There still will be a few ad-supported constants in this brave new media world -- somehow, we'll find the time to watch even more TV -- but even the mass-est medium of all will bow to our whims, thanks to DVRs and video-on-demand.

There are presumed to be plenty of losers as well -- anyone stuck burning CDs, for example, or publishing newspapers.

What's driving the change behind the change? It's too easy, and wrong, to chalk it up to "technological disruption." (Microsoft's WebTV was once disruptive, too.) Consumers already wanted control; right now, they're embracing the media for which technology has finally made it an option.

'Nation of control freaks'
"We're becoming a nation of control freaks, and it's all technology's fault," says trend watcher Michael Tchong, who points to the "ubertrend" of "time compression" as the culprit.

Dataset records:

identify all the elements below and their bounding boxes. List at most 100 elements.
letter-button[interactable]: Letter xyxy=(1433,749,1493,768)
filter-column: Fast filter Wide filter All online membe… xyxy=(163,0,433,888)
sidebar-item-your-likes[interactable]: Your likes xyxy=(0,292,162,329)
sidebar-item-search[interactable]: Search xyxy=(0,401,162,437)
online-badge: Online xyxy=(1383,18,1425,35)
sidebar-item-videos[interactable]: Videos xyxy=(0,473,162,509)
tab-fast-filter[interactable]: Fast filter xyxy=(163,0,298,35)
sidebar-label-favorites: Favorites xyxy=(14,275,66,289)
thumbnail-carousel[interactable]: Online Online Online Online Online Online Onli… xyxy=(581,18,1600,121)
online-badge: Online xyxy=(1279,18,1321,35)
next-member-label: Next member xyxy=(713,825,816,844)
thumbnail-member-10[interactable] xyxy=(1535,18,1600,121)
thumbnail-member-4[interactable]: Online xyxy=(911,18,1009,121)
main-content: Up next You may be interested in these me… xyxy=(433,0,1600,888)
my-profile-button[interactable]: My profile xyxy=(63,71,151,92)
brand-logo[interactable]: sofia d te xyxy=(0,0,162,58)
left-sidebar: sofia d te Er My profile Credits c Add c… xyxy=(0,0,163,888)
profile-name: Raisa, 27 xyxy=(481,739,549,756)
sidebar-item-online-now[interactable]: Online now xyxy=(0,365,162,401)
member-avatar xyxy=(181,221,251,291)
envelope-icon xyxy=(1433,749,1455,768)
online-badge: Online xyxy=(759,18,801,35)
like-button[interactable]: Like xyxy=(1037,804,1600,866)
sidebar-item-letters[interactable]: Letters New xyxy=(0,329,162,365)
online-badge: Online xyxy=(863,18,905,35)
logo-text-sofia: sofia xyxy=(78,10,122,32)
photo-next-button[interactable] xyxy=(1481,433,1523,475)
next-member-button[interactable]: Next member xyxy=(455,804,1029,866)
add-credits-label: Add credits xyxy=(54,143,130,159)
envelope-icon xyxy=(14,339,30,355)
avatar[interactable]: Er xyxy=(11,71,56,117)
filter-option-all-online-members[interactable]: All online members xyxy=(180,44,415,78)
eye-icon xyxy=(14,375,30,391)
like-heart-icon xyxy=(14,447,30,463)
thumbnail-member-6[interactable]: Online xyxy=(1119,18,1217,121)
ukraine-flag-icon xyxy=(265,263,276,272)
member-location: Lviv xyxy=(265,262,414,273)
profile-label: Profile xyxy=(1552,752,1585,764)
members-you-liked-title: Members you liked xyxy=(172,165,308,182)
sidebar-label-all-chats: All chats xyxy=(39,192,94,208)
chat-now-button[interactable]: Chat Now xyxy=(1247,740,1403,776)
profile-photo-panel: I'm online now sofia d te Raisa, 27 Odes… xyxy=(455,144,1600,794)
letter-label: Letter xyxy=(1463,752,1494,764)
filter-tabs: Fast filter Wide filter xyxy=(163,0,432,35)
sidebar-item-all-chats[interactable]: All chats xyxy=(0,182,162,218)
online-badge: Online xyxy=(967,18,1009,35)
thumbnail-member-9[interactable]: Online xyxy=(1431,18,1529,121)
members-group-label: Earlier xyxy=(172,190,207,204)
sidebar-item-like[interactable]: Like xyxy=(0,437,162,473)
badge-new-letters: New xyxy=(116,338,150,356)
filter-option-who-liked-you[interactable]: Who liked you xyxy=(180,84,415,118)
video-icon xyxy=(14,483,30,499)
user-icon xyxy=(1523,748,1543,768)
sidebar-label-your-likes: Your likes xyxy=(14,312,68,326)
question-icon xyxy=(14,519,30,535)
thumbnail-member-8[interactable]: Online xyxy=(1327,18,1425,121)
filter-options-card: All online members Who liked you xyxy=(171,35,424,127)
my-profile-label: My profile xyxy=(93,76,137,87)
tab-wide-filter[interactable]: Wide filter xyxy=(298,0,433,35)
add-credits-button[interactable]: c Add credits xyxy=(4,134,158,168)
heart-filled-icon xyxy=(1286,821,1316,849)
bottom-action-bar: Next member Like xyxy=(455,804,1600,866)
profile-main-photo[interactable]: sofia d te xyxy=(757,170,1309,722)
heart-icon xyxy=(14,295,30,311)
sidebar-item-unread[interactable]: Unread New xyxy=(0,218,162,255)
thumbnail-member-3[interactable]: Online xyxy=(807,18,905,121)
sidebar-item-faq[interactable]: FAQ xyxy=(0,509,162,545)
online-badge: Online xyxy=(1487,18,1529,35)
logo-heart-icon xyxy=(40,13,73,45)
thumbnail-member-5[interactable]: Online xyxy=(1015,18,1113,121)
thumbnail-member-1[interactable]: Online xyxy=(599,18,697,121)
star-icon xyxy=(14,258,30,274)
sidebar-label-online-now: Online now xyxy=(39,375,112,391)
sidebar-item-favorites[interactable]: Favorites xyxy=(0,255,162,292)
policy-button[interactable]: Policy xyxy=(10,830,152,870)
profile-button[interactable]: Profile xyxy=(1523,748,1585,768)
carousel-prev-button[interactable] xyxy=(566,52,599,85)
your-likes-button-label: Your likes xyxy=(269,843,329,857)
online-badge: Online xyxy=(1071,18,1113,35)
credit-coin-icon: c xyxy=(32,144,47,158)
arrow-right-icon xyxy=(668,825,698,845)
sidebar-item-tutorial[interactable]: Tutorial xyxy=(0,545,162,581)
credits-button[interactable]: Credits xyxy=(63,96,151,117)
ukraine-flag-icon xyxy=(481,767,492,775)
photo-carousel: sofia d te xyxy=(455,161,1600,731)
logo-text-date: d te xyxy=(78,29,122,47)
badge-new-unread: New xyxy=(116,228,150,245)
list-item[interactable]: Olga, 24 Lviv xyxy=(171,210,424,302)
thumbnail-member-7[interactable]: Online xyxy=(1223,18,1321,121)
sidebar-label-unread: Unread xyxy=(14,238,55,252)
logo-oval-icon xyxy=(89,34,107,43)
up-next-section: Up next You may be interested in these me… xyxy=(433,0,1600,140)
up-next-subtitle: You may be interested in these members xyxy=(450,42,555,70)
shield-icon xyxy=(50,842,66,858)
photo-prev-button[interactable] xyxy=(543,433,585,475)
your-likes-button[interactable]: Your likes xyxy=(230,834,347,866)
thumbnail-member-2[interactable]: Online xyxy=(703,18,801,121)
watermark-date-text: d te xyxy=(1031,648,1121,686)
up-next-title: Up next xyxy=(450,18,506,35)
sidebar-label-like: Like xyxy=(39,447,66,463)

| Your tasks |
A - In the excerpt on the changing media world, what does Michael Tchong name as the culprit behind people becoming control freaks?
B - Quote the excerpt on the changing media world from "There still will" to "it an option.".

| Answers to this exercise |
A - He points to the "ubertrend" of "time compression."

B -
There still will be a few ad-supported constants in this brave new media world -- somehow, we'll find the time to watch even more TV -- but even the mass-est medium of all will bow to our whims, thanks to DVRs and video-on-demand.

There are presumed to be plenty of losers as well -- anyone stuck burning CDs, for example, or publishing newspapers.

What's driving the change behind the change? It's too easy, and wrong, to chalk it up to "technological disruption." (Microsoft's WebTV was once disruptive, too.) Consumers already wanted control; right now, they're embracing the media for which technology has finally made it an option.